___ MATERIAL PROVIDED
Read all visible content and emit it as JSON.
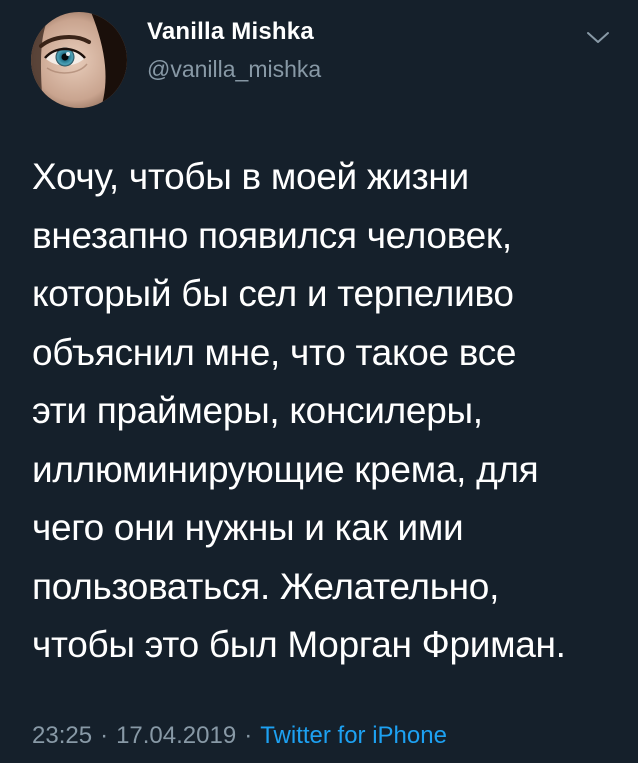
{
  "author": {
    "name": "Vanilla Mishka",
    "handle": "@vanilla_mishka"
  },
  "tweet": {
    "lines": [
      "Хочу, чтобы в моей жизни",
      "внезапно появился человек,",
      "который бы сел и терпеливо",
      "объяснил мне, что такое все",
      "эти праймеры, консилеры,",
      "иллюминирующие крема, для",
      "чего они нужны и как ими",
      "пользоваться. Желательно,",
      "чтобы это был Морган Фриман."
    ]
  },
  "meta": {
    "time": "23:25",
    "date": "17.04.2019",
    "separator": "·",
    "source": "Twitter for iPhone"
  },
  "colors": {
    "background": "#15202b",
    "text": "#ffffff",
    "secondary": "#8899a6",
    "link": "#1da1f2"
  },
  "icons": {
    "menu": "chevron-down-icon"
  }
}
______
» **EXERCISE**
Among the lines of the listing, how many hold the string "чтобы"? Respond with only the number.

» **FULL OUTPUT**
2